Exactly reproduce all the records, keeping pictures out of the copy.

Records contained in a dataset
## start

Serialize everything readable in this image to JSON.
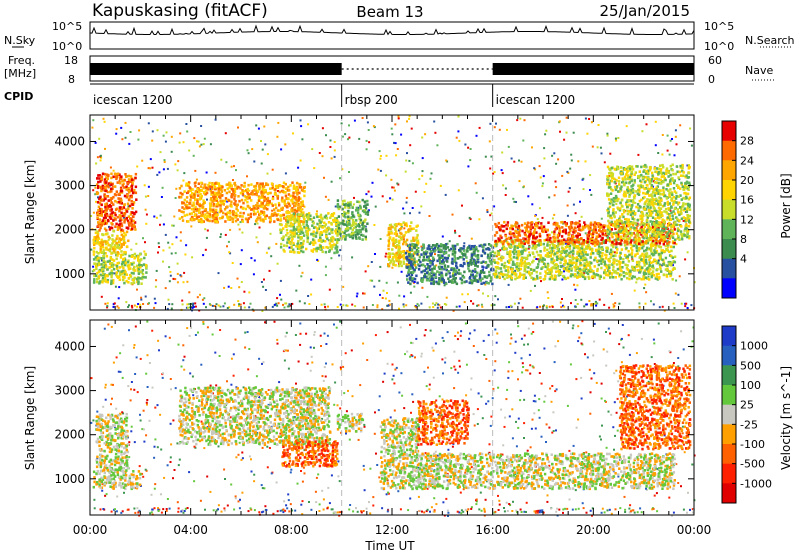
{
  "header": {
    "station": "Kapuskasing (fitACF)",
    "beam": "Beam 13",
    "date": "25/Jan/2015"
  },
  "status_panels": {
    "nsky_label": "N.Sky",
    "nsky_ticks": [
      "10^5",
      "10^0"
    ],
    "nsearch_label": "N.Search",
    "nsearch_ticks": [
      "10^5",
      "10^0"
    ],
    "freq_label": "Freq.",
    "freq_unit": "[MHz]",
    "freq_ticks": [
      "18",
      "8"
    ],
    "nave_label": "Nave",
    "nave_ticks": [
      "60",
      "0"
    ],
    "cpid_label": "CPID",
    "cpid_segments": [
      {
        "label": "icescan 1200",
        "start_hour": 0,
        "end_hour": 10
      },
      {
        "label": "rbsp 200",
        "start_hour": 10,
        "end_hour": 16
      },
      {
        "label": "icescan 1200",
        "start_hour": 16,
        "end_hour": 24
      }
    ]
  },
  "chart_data": [
    {
      "type": "heatmap",
      "name": "power",
      "ylabel": "Slant Range [km]",
      "xlim": [
        0,
        24
      ],
      "ylim": [
        180,
        4600
      ],
      "yticks": [
        "4000",
        "3000",
        "2000",
        "1000"
      ],
      "colorbar_label": "Power [dB]",
      "colorbar_ticks": [
        "28",
        "24",
        "20",
        "16",
        "12",
        "8",
        "4"
      ],
      "colorbar_colors": [
        "#e60000",
        "#ff6a00",
        "#ffa500",
        "#ffd400",
        "#c8dc2a",
        "#5fb45a",
        "#3c8c50",
        "#2850a0",
        "#0000ff"
      ],
      "regions": [
        {
          "t0": 0.1,
          "t1": 2.2,
          "r0": 800,
          "r1": 1500,
          "level": 4
        },
        {
          "t0": 0.1,
          "t1": 1.5,
          "r0": 1500,
          "r1": 2000,
          "level": 3
        },
        {
          "t0": 0.2,
          "t1": 1.8,
          "r0": 2000,
          "r1": 3300,
          "level": 1
        },
        {
          "t0": 3.5,
          "t1": 8.5,
          "r0": 2200,
          "r1": 3100,
          "level": 2
        },
        {
          "t0": 7.5,
          "t1": 9.8,
          "r0": 1500,
          "r1": 2400,
          "level": 4
        },
        {
          "t0": 9.8,
          "t1": 11.0,
          "r0": 1800,
          "r1": 2700,
          "level": 5
        },
        {
          "t0": 11.8,
          "t1": 13.0,
          "r0": 1200,
          "r1": 2200,
          "level": 3
        },
        {
          "t0": 12.5,
          "t1": 16.0,
          "r0": 800,
          "r1": 1700,
          "level": 6
        },
        {
          "t0": 16.0,
          "t1": 23.2,
          "r0": 900,
          "r1": 1800,
          "level": 4
        },
        {
          "t0": 16.0,
          "t1": 23.2,
          "r0": 1700,
          "r1": 2200,
          "level": 1
        },
        {
          "t0": 20.5,
          "t1": 23.8,
          "r0": 1800,
          "r1": 3500,
          "level": 4
        }
      ]
    },
    {
      "type": "heatmap",
      "name": "velocity",
      "ylabel": "Slant Range [km]",
      "xlabel": "Time UT",
      "xlim": [
        0,
        24
      ],
      "ylim": [
        180,
        4600
      ],
      "yticks": [
        "4000",
        "3000",
        "2000",
        "1000"
      ],
      "xticks": [
        "00:00",
        "04:00",
        "08:00",
        "12:00",
        "16:00",
        "20:00",
        "00:00"
      ],
      "colorbar_label": "Velocity [m s^-1]",
      "colorbar_ticks": [
        "1000",
        "500",
        "100",
        "25",
        "-25",
        "-100",
        "-500",
        "-1000"
      ],
      "colorbar_colors": [
        "#1e3cc8",
        "#2860c0",
        "#3c9650",
        "#64c83c",
        "#c8c8c0",
        "#ffa000",
        "#ff6000",
        "#ff2000",
        "#e00000"
      ],
      "regions": [
        {
          "t0": 0.1,
          "t1": 2.0,
          "r0": 800,
          "r1": 1200,
          "level": 4
        },
        {
          "t0": 0.2,
          "t1": 1.5,
          "r0": 1200,
          "r1": 2500,
          "level": 4
        },
        {
          "t0": 3.5,
          "t1": 9.5,
          "r0": 1800,
          "r1": 3100,
          "level": 4
        },
        {
          "t0": 7.5,
          "t1": 9.8,
          "r0": 1300,
          "r1": 1900,
          "level": 6
        },
        {
          "t0": 9.8,
          "t1": 10.8,
          "r0": 2100,
          "r1": 2500,
          "level": 4
        },
        {
          "t0": 11.5,
          "t1": 13.0,
          "r0": 800,
          "r1": 2400,
          "level": 4
        },
        {
          "t0": 13.0,
          "t1": 23.2,
          "r0": 800,
          "r1": 1600,
          "level": 4
        },
        {
          "t0": 13.0,
          "t1": 15.0,
          "r0": 1800,
          "r1": 2800,
          "level": 6
        },
        {
          "t0": 21.0,
          "t1": 23.8,
          "r0": 1700,
          "r1": 3600,
          "level": 6
        }
      ]
    }
  ]
}
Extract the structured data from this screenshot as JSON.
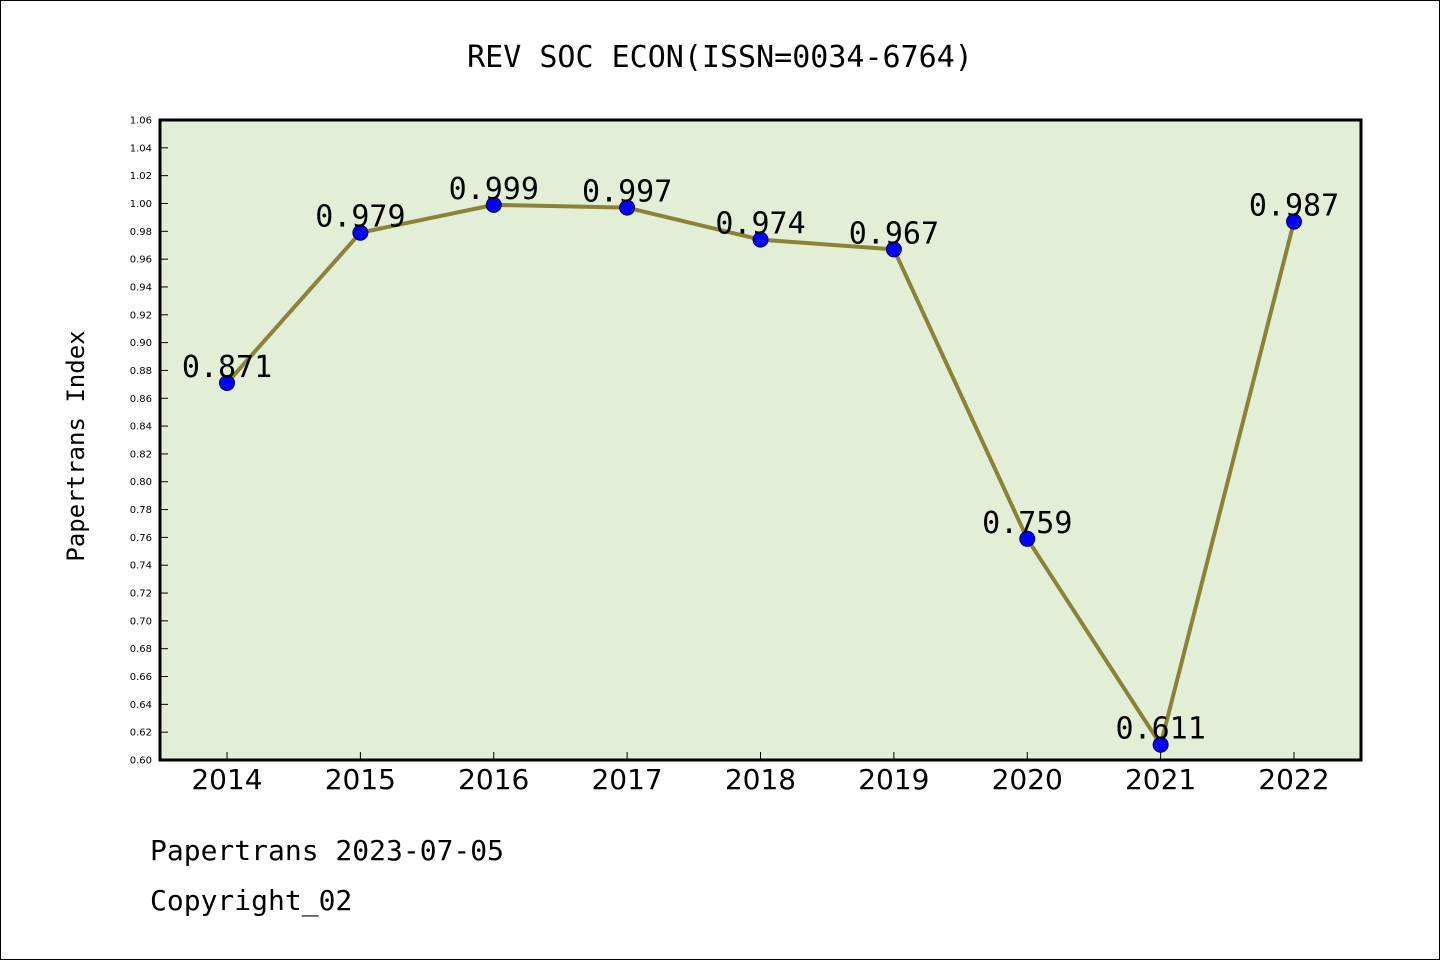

## end

__Expected answer__.
Serialize everything readable in this image to JSON.
{
  "header": {
    "station": "Kapuskasing (fitACF)",
    "beam": "Beam 13",
    "date": "25/Jan/2015"
  },
  "status_panels": {
    "nsky_label": "N.Sky",
    "nsky_ticks": [
      "10^5",
      "10^0"
    ],
    "nsearch_label": "N.Search",
    "nsearch_ticks": [
      "10^5",
      "10^0"
    ],
    "freq_label": "Freq.",
    "freq_unit": "[MHz]",
    "freq_ticks": [
      "18",
      "8"
    ],
    "nave_label": "Nave",
    "nave_ticks": [
      "60",
      "0"
    ],
    "cpid_label": "CPID",
    "cpid_segments": [
      {
        "label": "icescan 1200",
        "start_hour": 0,
        "end_hour": 10
      },
      {
        "label": "rbsp 200",
        "start_hour": 10,
        "end_hour": 16
      },
      {
        "label": "icescan 1200",
        "start_hour": 16,
        "end_hour": 24
      }
    ]
  },
  "chart_data": [
    {
      "type": "heatmap",
      "name": "power",
      "ylabel": "Slant Range [km]",
      "xlim": [
        0,
        24
      ],
      "ylim": [
        180,
        4600
      ],
      "yticks": [
        "4000",
        "3000",
        "2000",
        "1000"
      ],
      "colorbar_label": "Power [dB]",
      "colorbar_ticks": [
        "28",
        "24",
        "20",
        "16",
        "12",
        "8",
        "4"
      ],
      "colorbar_colors": [
        "#e60000",
        "#ff6a00",
        "#ffa500",
        "#ffd400",
        "#c8dc2a",
        "#5fb45a",
        "#3c8c50",
        "#2850a0",
        "#0000ff"
      ],
      "regions": [
        {
          "t0": 0.1,
          "t1": 2.2,
          "r0": 800,
          "r1": 1500,
          "level": 4
        },
        {
          "t0": 0.1,
          "t1": 1.5,
          "r0": 1500,
          "r1": 2000,
          "level": 3
        },
        {
          "t0": 0.2,
          "t1": 1.8,
          "r0": 2000,
          "r1": 3300,
          "level": 1
        },
        {
          "t0": 3.5,
          "t1": 8.5,
          "r0": 2200,
          "r1": 3100,
          "level": 2
        },
        {
          "t0": 7.5,
          "t1": 9.8,
          "r0": 1500,
          "r1": 2400,
          "level": 4
        },
        {
          "t0": 9.8,
          "t1": 11.0,
          "r0": 1800,
          "r1": 2700,
          "level": 5
        },
        {
          "t0": 11.8,
          "t1": 13.0,
          "r0": 1200,
          "r1": 2200,
          "level": 3
        },
        {
          "t0": 12.5,
          "t1": 16.0,
          "r0": 800,
          "r1": 1700,
          "level": 6
        },
        {
          "t0": 16.0,
          "t1": 23.2,
          "r0": 900,
          "r1": 1800,
          "level": 4
        },
        {
          "t0": 16.0,
          "t1": 23.2,
          "r0": 1700,
          "r1": 2200,
          "level": 1
        },
        {
          "t0": 20.5,
          "t1": 23.8,
          "r0": 1800,
          "r1": 3500,
          "level": 4
        }
      ]
    },
    {
      "type": "heatmap",
      "name": "velocity",
      "ylabel": "Slant Range [km]",
      "xlabel": "Time UT",
      "xlim": [
        0,
        24
      ],
      "ylim": [
        180,
        4600
      ],
      "yticks": [
        "4000",
        "3000",
        "2000",
        "1000"
      ],
      "xticks": [
        "00:00",
        "04:00",
        "08:00",
        "12:00",
        "16:00",
        "20:00",
        "00:00"
      ],
      "colorbar_label": "Velocity [m s^-1]",
      "colorbar_ticks": [
        "1000",
        "500",
        "100",
        "25",
        "-25",
        "-100",
        "-500",
        "-1000"
      ],
      "colorbar_colors": [
        "#1e3cc8",
        "#2860c0",
        "#3c9650",
        "#64c83c",
        "#c8c8c0",
        "#ffa000",
        "#ff6000",
        "#ff2000",
        "#e00000"
      ],
      "regions": [
        {
          "t0": 0.1,
          "t1": 2.0,
          "r0": 800,
          "r1": 1200,
          "level": 4
        },
        {
          "t0": 0.2,
          "t1": 1.5,
          "r0": 1200,
          "r1": 2500,
          "level": 4
        },
        {
          "t0": 3.5,
          "t1": 9.5,
          "r0": 1800,
          "r1": 3100,
          "level": 4
        },
        {
          "t0": 7.5,
          "t1": 9.8,
          "r0": 1300,
          "r1": 1900,
          "level": 6
        },
        {
          "t0": 9.8,
          "t1": 10.8,
          "r0": 2100,
          "r1": 2500,
          "level": 4
        },
        {
          "t0": 11.5,
          "t1": 13.0,
          "r0": 800,
          "r1": 2400,
          "level": 4
        },
        {
          "t0": 13.0,
          "t1": 23.2,
          "r0": 800,
          "r1": 1600,
          "level": 4
        },
        {
          "t0": 13.0,
          "t1": 15.0,
          "r0": 1800,
          "r1": 2800,
          "level": 6
        },
        {
          "t0": 21.0,
          "t1": 23.8,
          "r0": 1700,
          "r1": 3600,
          "level": 6
        }
      ]
    }
  ]
}
Extract the structured data from this screenshot as JSON.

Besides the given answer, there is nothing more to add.